- Records shown:
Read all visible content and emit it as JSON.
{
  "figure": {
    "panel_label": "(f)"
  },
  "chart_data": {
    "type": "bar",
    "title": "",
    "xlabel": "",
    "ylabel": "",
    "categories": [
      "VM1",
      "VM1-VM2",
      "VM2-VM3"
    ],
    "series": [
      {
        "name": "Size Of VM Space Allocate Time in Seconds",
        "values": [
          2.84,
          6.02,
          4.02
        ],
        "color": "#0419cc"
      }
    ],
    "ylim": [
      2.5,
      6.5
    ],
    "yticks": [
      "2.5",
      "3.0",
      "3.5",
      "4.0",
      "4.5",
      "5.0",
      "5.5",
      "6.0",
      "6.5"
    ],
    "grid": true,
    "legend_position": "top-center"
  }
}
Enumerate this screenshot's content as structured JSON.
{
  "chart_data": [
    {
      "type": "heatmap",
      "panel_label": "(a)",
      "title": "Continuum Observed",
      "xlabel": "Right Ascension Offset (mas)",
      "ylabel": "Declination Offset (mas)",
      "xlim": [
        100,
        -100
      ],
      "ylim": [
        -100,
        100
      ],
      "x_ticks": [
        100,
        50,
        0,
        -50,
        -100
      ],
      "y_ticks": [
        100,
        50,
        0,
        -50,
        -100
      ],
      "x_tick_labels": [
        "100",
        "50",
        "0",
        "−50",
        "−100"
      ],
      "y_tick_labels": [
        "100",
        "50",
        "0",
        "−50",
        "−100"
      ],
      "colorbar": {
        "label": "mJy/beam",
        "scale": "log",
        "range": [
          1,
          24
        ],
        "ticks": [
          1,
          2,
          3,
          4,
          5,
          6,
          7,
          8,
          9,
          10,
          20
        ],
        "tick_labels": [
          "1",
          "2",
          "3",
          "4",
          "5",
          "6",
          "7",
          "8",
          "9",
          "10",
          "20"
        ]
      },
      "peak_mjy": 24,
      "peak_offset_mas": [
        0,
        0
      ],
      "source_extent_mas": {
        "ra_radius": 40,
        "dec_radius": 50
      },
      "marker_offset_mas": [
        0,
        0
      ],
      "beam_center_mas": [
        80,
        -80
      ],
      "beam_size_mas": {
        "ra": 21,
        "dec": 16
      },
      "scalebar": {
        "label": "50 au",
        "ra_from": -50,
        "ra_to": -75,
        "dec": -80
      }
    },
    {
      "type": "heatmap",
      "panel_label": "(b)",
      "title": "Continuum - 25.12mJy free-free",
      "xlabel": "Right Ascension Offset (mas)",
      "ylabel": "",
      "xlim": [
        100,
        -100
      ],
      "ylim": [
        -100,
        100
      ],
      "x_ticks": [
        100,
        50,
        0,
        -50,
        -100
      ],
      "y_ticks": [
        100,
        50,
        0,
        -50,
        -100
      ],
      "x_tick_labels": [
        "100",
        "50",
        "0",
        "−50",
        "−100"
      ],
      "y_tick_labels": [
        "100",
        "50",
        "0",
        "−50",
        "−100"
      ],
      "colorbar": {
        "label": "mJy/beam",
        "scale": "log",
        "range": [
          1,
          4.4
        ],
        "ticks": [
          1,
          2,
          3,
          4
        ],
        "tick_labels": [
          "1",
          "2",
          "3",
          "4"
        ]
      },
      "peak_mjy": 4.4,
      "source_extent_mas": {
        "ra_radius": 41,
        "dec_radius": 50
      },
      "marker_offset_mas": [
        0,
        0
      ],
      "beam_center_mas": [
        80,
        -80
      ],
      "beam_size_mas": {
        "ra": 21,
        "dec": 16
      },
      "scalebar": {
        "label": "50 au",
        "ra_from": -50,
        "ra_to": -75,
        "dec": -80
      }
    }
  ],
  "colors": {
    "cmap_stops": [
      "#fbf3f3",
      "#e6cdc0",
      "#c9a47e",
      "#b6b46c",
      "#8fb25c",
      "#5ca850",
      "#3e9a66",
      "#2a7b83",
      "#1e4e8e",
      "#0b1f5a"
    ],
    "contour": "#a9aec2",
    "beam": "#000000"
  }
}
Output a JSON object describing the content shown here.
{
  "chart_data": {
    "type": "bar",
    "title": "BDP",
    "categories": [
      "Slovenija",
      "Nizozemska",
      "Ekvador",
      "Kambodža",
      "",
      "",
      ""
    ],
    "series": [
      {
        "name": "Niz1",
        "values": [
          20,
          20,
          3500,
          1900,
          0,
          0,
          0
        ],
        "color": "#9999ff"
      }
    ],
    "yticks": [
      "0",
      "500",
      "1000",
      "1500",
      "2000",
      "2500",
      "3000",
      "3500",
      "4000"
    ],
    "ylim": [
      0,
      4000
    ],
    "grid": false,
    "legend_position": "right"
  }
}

- Written exercise:
Transcribe every entry exactly.

- Solution for this task:
Read all visible content and emit it as JSON.
{
  "figure": {
    "panel_label": "(f)"
  },
  "chart_data": {
    "type": "bar",
    "title": "",
    "xlabel": "",
    "ylabel": "",
    "categories": [
      "VM1",
      "VM1-VM2",
      "VM2-VM3"
    ],
    "series": [
      {
        "name": "Size Of VM Space Allocate Time in Seconds",
        "values": [
          2.84,
          6.02,
          4.02
        ],
        "color": "#0419cc"
      }
    ],
    "ylim": [
      2.5,
      6.5
    ],
    "yticks": [
      "2.5",
      "3.0",
      "3.5",
      "4.0",
      "4.5",
      "5.0",
      "5.5",
      "6.0",
      "6.5"
    ],
    "grid": true,
    "legend_position": "top-center"
  }
}
Enumerate this screenshot's content as structured JSON.
{
  "chart_data": [
    {
      "type": "heatmap",
      "panel_label": "(a)",
      "title": "Continuum Observed",
      "xlabel": "Right Ascension Offset (mas)",
      "ylabel": "Declination Offset (mas)",
      "xlim": [
        100,
        -100
      ],
      "ylim": [
        -100,
        100
      ],
      "x_ticks": [
        100,
        50,
        0,
        -50,
        -100
      ],
      "y_ticks": [
        100,
        50,
        0,
        -50,
        -100
      ],
      "x_tick_labels": [
        "100",
        "50",
        "0",
        "−50",
        "−100"
      ],
      "y_tick_labels": [
        "100",
        "50",
        "0",
        "−50",
        "−100"
      ],
      "colorbar": {
        "label": "mJy/beam",
        "scale": "log",
        "range": [
          1,
          24
        ],
        "ticks": [
          1,
          2,
          3,
          4,
          5,
          6,
          7,
          8,
          9,
          10,
          20
        ],
        "tick_labels": [
          "1",
          "2",
          "3",
          "4",
          "5",
          "6",
          "7",
          "8",
          "9",
          "10",
          "20"
        ]
      },
      "peak_mjy": 24,
      "peak_offset_mas": [
        0,
        0
      ],
      "source_extent_mas": {
        "ra_radius": 40,
        "dec_radius": 50
      },
      "marker_offset_mas": [
        0,
        0
      ],
      "beam_center_mas": [
        80,
        -80
      ],
      "beam_size_mas": {
        "ra": 21,
        "dec": 16
      },
      "scalebar": {
        "label": "50 au",
        "ra_from": -50,
        "ra_to": -75,
        "dec": -80
      }
    },
    {
      "type": "heatmap",
      "panel_label": "(b)",
      "title": "Continuum - 25.12mJy free-free",
      "xlabel": "Right Ascension Offset (mas)",
      "ylabel": "",
      "xlim": [
        100,
        -100
      ],
      "ylim": [
        -100,
        100
      ],
      "x_ticks": [
        100,
        50,
        0,
        -50,
        -100
      ],
      "y_ticks": [
        100,
        50,
        0,
        -50,
        -100
      ],
      "x_tick_labels": [
        "100",
        "50",
        "0",
        "−50",
        "−100"
      ],
      "y_tick_labels": [
        "100",
        "50",
        "0",
        "−50",
        "−100"
      ],
      "colorbar": {
        "label": "mJy/beam",
        "scale": "log",
        "range": [
          1,
          4.4
        ],
        "ticks": [
          1,
          2,
          3,
          4
        ],
        "tick_labels": [
          "1",
          "2",
          "3",
          "4"
        ]
      },
      "peak_mjy": 4.4,
      "source_extent_mas": {
        "ra_radius": 41,
        "dec_radius": 50
      },
      "marker_offset_mas": [
        0,
        0
      ],
      "beam_center_mas": [
        80,
        -80
      ],
      "beam_size_mas": {
        "ra": 21,
        "dec": 16
      },
      "scalebar": {
        "label": "50 au",
        "ra_from": -50,
        "ra_to": -75,
        "dec": -80
      }
    }
  ],
  "colors": {
    "cmap_stops": [
      "#fbf3f3",
      "#e6cdc0",
      "#c9a47e",
      "#b6b46c",
      "#8fb25c",
      "#5ca850",
      "#3e9a66",
      "#2a7b83",
      "#1e4e8e",
      "#0b1f5a"
    ],
    "contour": "#a9aec2",
    "beam": "#000000"
  }
}
Output a JSON object describing the content shown here.
{
  "chart_data": {
    "type": "bar",
    "title": "BDP",
    "categories": [
      "Slovenija",
      "Nizozemska",
      "Ekvador",
      "Kambodža",
      "",
      "",
      ""
    ],
    "series": [
      {
        "name": "Niz1",
        "values": [
          20,
          20,
          3500,
          1900,
          0,
          0,
          0
        ],
        "color": "#9999ff"
      }
    ],
    "yticks": [
      "0",
      "500",
      "1000",
      "1500",
      "2000",
      "2500",
      "3000",
      "3500",
      "4000"
    ],
    "ylim": [
      0,
      4000
    ],
    "grid": false,
    "legend_position": "right"
  }
}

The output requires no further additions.